**WHAT YOU NEED TO DO:** For each line below that contains the string "Adobe", copy that line.

**INPUT MATERIAL:**
===============
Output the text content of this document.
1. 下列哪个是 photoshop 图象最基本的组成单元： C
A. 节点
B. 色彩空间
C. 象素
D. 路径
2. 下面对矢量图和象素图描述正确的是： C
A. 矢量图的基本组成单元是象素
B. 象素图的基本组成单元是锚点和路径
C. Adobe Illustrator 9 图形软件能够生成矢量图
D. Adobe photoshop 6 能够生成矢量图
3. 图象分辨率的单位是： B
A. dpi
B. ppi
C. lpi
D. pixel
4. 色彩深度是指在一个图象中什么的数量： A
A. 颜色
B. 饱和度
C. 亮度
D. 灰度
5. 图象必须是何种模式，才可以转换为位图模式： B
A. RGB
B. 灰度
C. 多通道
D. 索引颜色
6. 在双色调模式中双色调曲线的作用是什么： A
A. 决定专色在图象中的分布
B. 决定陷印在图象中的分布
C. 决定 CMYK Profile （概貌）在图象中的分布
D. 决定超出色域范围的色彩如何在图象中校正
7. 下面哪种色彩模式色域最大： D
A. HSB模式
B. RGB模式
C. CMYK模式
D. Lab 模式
===============
**COMPLETE RESPONSE:**
C. Adobe Illustrator 9 图形软件能够生成矢量图
D. Adobe photoshop 6 能够生成矢量图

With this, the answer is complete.